## Problem description
Look through the listing for the word "this". Copy each line that has it.

========

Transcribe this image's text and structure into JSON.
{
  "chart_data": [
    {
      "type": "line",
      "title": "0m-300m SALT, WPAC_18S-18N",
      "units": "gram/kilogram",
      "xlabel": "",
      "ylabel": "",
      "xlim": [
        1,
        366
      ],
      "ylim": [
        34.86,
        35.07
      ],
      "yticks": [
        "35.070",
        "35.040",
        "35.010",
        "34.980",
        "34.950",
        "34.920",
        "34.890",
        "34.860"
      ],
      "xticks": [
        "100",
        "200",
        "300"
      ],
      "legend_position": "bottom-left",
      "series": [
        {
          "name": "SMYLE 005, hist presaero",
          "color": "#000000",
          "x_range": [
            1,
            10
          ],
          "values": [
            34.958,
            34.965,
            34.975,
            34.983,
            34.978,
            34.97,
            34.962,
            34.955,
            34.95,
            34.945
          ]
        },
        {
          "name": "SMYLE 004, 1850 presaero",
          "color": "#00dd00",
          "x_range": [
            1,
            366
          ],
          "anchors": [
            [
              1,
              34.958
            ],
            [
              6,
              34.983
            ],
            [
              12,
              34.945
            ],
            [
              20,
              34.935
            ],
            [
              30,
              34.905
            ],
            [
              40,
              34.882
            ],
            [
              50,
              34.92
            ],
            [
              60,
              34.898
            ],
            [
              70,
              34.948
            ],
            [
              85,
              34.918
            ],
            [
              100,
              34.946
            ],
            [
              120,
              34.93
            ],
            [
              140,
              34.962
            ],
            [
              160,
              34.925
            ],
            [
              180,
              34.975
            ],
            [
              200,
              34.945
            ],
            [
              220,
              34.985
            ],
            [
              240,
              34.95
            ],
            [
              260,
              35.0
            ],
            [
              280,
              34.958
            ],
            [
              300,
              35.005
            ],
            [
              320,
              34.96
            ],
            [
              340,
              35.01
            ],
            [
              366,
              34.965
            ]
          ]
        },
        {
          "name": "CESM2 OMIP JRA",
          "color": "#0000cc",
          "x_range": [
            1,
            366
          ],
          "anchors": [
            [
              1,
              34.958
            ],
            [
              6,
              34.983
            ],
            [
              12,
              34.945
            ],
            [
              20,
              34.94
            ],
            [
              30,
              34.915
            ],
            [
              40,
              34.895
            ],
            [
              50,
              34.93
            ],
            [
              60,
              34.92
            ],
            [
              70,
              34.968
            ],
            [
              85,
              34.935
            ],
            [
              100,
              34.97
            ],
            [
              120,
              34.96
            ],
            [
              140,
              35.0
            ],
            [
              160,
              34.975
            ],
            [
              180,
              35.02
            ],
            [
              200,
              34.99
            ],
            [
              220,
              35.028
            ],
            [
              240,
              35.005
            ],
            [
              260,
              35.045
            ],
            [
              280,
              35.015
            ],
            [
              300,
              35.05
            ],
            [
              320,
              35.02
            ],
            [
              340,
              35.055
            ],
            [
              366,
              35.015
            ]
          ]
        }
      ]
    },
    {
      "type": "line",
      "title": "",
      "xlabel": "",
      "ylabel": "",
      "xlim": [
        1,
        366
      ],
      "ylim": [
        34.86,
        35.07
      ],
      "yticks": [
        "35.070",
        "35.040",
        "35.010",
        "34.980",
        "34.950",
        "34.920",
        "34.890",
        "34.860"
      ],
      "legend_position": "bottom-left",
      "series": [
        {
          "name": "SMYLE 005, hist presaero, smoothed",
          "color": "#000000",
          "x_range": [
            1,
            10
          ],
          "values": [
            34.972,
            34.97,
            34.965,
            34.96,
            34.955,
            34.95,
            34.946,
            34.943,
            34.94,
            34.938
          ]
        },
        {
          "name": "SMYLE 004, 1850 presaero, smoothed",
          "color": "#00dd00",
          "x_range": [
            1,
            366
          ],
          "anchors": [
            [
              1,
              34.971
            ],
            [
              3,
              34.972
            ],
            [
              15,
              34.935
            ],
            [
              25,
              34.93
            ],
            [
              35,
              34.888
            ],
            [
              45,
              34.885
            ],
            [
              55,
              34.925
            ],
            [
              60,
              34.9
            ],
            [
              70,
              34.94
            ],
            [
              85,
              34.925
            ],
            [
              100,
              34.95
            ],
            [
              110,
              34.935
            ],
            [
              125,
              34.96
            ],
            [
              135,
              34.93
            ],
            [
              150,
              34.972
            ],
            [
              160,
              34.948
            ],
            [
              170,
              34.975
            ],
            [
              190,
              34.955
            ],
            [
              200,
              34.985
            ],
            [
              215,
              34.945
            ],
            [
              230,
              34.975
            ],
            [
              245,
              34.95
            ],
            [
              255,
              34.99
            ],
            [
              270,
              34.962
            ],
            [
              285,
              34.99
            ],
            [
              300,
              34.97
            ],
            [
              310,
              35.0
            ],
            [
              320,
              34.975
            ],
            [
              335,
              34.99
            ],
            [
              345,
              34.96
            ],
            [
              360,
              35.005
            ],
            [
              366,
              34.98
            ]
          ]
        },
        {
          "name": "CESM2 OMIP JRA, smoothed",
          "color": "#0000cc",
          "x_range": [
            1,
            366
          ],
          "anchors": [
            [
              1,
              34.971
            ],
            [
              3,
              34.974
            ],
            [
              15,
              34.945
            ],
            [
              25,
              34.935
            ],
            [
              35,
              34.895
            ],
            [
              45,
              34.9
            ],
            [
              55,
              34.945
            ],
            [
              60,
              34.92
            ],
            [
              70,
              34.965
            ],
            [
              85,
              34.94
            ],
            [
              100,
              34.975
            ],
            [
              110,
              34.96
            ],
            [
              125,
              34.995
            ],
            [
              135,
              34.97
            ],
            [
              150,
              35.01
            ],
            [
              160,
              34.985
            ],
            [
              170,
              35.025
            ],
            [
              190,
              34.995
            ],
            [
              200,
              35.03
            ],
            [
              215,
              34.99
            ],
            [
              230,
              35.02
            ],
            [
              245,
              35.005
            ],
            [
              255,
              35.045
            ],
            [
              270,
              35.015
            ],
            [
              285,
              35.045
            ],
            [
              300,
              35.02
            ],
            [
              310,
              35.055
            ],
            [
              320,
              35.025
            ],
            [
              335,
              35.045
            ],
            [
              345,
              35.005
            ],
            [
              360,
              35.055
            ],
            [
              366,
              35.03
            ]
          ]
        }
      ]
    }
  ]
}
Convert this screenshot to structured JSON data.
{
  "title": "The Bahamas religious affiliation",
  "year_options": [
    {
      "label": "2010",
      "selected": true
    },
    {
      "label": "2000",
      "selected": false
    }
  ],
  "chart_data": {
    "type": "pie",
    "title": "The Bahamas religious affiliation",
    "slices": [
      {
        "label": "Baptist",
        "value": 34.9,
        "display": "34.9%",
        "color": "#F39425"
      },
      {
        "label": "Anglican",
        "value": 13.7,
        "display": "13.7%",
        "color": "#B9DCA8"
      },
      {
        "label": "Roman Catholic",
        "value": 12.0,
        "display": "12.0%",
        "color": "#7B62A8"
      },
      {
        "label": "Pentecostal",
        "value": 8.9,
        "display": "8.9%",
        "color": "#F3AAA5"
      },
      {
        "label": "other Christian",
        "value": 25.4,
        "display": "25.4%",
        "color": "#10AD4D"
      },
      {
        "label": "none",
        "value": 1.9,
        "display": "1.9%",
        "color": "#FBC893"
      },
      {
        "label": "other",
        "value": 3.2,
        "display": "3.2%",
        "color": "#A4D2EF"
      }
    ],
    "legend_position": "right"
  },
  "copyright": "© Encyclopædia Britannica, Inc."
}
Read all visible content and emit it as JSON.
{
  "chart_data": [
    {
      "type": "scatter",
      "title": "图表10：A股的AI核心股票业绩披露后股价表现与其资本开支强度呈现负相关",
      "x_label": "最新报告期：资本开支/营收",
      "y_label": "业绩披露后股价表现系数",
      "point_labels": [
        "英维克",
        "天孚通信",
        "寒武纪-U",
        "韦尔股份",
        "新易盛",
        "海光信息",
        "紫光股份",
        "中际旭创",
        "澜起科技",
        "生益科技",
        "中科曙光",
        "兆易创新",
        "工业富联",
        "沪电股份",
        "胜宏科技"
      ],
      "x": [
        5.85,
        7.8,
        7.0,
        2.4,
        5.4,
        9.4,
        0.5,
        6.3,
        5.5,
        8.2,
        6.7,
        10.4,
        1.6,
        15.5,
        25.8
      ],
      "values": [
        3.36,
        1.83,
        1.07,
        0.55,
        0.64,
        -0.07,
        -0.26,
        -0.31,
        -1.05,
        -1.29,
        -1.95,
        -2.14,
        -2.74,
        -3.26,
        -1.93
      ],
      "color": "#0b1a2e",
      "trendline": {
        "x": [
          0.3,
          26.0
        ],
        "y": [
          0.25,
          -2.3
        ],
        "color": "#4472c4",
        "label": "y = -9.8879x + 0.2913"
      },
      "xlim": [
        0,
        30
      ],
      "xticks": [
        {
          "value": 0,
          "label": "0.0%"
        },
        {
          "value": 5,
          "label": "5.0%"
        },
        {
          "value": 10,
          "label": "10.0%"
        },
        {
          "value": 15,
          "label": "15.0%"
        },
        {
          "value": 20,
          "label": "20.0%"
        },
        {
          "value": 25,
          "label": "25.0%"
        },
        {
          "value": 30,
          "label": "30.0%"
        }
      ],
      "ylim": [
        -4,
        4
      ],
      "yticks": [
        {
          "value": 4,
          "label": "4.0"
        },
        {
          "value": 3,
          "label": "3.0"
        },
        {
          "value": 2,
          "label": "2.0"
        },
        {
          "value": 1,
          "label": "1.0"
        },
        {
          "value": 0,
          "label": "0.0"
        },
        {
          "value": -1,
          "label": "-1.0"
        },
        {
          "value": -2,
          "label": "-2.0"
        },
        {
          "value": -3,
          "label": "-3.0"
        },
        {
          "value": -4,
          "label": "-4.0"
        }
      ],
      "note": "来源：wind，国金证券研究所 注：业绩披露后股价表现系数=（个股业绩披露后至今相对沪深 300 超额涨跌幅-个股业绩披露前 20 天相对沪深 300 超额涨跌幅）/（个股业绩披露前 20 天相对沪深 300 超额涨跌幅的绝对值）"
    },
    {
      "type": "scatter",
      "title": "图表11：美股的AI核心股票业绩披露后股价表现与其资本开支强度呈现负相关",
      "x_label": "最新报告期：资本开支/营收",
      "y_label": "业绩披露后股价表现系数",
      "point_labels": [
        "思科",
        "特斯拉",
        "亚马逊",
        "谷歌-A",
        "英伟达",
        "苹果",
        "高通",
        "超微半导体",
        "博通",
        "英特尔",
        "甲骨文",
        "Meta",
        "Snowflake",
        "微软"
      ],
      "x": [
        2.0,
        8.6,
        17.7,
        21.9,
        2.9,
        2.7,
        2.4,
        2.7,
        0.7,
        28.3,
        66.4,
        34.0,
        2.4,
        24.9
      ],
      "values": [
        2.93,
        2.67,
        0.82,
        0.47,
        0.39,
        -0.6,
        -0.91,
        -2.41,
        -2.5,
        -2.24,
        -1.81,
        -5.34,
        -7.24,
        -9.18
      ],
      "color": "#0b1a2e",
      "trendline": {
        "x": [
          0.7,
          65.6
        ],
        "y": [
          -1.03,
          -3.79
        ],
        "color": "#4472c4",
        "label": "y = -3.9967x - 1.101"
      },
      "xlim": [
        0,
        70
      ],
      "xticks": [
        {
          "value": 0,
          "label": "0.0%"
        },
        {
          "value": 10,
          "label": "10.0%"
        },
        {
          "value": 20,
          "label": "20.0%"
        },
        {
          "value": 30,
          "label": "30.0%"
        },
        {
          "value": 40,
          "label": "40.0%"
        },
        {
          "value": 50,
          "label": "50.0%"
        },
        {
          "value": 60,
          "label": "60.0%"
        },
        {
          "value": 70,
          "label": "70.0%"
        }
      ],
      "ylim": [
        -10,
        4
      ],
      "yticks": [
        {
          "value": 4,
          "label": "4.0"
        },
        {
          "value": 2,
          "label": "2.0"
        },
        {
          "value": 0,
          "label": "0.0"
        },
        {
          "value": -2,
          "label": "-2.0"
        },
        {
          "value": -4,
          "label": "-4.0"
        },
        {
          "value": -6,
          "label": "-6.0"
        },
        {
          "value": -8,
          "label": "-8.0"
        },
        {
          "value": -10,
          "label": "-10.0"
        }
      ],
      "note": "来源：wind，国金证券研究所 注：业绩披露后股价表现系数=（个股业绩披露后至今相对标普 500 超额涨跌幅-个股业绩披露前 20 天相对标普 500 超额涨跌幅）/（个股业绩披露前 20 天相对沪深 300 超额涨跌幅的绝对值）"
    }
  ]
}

========

## Solution
Transcribe this image's text and structure into JSON.
Convert this screenshot to structured JSON data.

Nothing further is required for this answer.